→ Exercise instructions
Every line that includes the word "post" is to be listed.

———

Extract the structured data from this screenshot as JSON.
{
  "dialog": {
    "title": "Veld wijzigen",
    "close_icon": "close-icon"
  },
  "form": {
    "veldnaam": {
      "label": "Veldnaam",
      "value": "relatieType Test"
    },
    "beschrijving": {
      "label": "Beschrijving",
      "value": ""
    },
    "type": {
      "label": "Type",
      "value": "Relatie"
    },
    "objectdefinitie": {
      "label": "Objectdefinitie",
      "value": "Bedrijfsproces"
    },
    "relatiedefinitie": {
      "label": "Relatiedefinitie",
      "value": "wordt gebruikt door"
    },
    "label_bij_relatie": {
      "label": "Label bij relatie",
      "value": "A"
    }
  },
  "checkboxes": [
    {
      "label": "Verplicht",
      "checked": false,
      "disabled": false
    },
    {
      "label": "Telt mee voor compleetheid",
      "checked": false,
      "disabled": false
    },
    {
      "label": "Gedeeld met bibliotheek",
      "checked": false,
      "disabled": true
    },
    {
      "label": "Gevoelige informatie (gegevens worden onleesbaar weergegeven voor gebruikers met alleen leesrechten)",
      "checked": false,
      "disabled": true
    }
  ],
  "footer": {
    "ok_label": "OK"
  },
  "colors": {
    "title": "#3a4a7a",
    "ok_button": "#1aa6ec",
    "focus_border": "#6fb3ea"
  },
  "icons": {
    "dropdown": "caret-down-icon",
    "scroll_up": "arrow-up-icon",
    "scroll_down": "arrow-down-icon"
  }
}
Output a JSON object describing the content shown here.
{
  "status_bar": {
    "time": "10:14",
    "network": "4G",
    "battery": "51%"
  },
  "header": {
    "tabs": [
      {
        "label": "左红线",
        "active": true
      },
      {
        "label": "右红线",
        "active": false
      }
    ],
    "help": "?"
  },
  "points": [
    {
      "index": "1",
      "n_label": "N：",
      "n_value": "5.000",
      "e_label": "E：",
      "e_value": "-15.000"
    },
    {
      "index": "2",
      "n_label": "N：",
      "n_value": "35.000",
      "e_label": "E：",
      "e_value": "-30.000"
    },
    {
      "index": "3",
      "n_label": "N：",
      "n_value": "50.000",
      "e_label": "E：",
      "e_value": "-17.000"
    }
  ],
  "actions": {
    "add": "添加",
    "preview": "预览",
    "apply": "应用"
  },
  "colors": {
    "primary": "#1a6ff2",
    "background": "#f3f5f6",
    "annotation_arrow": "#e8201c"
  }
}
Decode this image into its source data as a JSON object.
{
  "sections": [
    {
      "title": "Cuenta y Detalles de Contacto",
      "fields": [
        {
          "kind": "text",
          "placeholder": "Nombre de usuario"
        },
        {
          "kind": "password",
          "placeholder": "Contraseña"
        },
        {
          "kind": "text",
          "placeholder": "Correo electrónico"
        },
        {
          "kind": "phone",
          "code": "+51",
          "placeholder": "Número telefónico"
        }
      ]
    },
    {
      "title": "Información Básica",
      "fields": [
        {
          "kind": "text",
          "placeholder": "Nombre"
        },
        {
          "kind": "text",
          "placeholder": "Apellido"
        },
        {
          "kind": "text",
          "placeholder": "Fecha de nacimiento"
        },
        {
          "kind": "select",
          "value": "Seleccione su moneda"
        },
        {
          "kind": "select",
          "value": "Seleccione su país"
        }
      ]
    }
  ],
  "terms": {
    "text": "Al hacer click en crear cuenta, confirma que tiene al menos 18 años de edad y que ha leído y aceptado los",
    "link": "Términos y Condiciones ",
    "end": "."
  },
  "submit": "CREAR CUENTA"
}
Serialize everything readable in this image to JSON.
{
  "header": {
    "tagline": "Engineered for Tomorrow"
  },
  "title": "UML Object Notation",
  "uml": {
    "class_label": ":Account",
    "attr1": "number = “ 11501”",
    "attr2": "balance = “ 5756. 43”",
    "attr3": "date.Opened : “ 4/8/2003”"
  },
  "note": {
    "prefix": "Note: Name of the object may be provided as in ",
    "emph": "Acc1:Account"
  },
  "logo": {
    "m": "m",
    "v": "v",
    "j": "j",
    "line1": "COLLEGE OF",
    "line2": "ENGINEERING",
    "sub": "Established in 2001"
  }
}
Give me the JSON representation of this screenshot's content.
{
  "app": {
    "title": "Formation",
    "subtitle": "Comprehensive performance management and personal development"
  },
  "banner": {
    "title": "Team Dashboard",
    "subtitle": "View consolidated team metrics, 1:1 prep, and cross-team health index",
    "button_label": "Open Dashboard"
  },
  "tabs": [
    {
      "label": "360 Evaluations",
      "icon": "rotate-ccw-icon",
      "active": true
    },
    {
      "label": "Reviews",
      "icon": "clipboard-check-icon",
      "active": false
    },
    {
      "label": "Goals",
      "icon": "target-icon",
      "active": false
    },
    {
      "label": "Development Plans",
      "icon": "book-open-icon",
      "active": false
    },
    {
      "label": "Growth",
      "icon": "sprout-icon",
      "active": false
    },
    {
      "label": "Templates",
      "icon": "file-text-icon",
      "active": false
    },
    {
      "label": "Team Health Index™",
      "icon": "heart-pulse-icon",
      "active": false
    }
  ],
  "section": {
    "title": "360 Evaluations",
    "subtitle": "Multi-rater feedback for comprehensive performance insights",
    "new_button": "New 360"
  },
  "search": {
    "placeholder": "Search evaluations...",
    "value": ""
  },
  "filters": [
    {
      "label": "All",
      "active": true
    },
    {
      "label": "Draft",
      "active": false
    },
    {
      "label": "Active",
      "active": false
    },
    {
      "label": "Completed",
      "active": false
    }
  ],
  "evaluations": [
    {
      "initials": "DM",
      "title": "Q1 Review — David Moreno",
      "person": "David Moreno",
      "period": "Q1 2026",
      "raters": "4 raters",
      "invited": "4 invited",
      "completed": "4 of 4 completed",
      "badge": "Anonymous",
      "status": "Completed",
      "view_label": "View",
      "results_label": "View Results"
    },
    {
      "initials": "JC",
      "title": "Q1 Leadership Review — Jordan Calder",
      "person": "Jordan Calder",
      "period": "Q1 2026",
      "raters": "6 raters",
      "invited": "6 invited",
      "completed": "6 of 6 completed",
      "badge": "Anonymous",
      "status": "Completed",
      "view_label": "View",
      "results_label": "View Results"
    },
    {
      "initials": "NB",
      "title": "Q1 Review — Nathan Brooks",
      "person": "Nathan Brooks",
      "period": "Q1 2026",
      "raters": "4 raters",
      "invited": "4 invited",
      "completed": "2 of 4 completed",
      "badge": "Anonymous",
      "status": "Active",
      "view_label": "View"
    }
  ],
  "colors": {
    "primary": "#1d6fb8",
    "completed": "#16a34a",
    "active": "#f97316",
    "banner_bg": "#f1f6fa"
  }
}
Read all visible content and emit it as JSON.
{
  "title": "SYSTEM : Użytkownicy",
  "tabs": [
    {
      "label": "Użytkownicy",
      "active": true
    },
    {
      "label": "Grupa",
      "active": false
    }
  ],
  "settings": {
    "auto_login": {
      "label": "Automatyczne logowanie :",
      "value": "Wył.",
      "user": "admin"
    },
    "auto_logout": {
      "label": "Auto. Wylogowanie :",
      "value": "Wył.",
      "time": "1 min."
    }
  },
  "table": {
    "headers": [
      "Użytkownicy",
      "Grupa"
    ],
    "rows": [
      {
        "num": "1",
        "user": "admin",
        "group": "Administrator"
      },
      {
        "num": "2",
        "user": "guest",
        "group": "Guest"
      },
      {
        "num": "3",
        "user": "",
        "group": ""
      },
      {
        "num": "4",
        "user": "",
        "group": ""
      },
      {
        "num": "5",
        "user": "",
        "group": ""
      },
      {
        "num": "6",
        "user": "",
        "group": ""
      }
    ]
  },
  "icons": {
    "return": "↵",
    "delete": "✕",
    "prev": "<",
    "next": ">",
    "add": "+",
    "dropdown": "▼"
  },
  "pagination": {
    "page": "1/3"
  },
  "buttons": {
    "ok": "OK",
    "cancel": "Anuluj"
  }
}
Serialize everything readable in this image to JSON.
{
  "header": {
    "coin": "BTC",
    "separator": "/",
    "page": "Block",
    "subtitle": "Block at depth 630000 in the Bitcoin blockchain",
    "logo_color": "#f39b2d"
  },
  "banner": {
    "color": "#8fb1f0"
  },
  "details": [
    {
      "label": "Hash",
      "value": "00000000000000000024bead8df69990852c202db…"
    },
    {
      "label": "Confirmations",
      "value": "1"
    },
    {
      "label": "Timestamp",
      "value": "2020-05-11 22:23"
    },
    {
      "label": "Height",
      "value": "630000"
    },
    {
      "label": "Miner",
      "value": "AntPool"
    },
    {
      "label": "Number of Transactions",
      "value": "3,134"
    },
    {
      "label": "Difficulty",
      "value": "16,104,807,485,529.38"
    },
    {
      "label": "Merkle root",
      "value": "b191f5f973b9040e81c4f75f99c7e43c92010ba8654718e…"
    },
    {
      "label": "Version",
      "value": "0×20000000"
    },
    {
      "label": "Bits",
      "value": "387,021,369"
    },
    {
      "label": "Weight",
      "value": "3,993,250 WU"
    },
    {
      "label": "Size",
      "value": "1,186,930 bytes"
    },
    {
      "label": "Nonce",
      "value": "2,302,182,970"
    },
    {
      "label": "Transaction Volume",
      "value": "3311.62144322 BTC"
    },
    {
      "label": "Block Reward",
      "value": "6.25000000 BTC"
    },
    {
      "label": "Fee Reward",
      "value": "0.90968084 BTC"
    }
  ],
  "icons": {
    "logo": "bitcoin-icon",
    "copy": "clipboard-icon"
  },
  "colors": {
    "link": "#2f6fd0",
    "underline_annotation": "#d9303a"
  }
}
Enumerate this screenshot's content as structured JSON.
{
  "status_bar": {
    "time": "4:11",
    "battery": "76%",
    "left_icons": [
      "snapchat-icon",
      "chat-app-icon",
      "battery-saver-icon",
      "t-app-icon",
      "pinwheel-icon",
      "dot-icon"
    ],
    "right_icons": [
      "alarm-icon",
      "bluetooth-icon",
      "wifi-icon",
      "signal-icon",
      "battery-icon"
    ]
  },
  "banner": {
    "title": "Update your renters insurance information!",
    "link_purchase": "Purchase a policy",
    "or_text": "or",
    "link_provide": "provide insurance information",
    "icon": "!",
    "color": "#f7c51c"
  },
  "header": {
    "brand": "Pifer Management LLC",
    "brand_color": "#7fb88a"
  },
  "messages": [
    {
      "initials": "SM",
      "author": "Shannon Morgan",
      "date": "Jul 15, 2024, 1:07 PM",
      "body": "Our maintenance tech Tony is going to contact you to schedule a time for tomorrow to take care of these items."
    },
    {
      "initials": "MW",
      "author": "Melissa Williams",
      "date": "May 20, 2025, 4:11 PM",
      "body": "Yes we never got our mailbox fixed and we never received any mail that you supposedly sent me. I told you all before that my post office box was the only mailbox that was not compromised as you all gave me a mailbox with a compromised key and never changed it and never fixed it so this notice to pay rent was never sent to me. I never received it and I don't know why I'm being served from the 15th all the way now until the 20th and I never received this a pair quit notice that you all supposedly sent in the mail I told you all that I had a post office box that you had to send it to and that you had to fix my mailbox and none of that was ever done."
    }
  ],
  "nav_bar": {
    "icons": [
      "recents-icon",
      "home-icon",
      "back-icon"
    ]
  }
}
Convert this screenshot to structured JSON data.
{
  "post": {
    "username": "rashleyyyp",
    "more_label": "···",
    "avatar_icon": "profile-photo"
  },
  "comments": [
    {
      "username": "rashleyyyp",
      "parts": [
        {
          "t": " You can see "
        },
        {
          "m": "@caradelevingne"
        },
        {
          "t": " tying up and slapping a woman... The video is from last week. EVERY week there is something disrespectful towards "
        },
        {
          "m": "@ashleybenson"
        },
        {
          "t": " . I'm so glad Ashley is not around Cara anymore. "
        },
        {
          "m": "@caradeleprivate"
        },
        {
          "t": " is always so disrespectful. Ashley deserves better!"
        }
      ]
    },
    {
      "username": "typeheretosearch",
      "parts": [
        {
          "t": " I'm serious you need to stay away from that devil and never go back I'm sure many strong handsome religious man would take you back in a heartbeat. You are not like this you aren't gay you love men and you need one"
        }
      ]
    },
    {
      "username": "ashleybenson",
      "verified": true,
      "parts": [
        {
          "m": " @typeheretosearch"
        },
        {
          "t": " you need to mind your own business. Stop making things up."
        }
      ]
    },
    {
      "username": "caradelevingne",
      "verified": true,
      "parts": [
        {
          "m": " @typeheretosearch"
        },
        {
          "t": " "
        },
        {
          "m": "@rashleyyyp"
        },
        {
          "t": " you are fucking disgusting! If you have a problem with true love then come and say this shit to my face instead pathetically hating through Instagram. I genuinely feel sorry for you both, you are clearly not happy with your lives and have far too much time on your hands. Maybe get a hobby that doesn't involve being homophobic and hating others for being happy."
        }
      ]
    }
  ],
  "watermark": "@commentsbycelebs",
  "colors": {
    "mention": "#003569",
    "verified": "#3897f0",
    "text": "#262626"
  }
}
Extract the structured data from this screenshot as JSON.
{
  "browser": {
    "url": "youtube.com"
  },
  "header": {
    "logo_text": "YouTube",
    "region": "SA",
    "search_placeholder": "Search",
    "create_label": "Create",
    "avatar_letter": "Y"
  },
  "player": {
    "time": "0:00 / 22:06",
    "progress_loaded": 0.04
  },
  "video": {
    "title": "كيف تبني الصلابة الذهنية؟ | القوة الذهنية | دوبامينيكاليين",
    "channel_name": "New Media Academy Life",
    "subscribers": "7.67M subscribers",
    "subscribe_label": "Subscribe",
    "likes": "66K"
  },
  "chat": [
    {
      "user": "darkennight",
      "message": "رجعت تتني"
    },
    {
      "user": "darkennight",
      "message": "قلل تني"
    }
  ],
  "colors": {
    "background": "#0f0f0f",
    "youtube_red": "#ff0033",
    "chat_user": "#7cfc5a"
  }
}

———

→ Exercise output
      "body": "Yes we never got our mailbox fixed and we never received any mail that you supposedly sent me. I told you all before that my post office box was the only mailbox that was not compromised as you all gave me a mailbox with a compromised key and never changed it and never fixed it so this notice to pay rent was never sent to me. I never received it and I don't know why I'm being served from the 15th all the way now until the 20th and I never received this a pair quit notice that you all supposedly sent in the mail I told you all that I had a post office box that you had to send it to and that you had to fix my mailbox and none of that was ever done."
  "post": {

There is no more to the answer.